Exercise requirements: Filter the records below and copy every line containing the word "Excel".

━━ Items

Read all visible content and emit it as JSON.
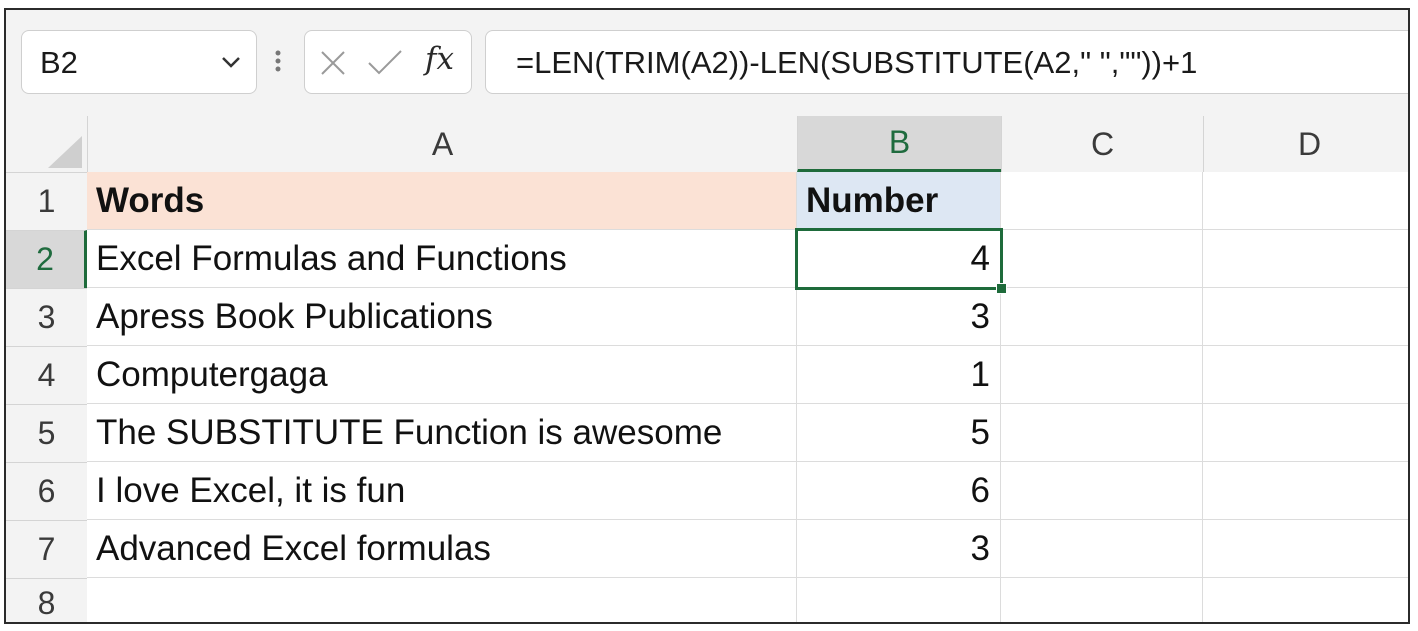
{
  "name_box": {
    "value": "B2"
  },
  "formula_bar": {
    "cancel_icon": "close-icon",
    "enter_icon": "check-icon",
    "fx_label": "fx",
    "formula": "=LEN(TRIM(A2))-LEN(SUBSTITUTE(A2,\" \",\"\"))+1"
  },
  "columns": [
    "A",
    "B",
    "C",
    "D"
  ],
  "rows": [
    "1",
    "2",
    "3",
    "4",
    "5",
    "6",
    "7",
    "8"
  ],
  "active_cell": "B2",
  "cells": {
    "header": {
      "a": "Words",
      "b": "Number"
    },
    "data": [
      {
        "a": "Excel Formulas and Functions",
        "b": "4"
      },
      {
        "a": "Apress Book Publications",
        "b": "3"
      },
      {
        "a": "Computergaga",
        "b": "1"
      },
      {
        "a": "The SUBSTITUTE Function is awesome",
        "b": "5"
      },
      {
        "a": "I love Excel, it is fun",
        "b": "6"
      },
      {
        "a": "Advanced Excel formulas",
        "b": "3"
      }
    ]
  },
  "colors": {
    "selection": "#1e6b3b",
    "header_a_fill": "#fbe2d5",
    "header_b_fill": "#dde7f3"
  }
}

━━━━

Written solution:
        "a": "Excel Formulas and Functions",
        "a": "I love Excel, it is fun",
        "a": "Advanced Excel formulas",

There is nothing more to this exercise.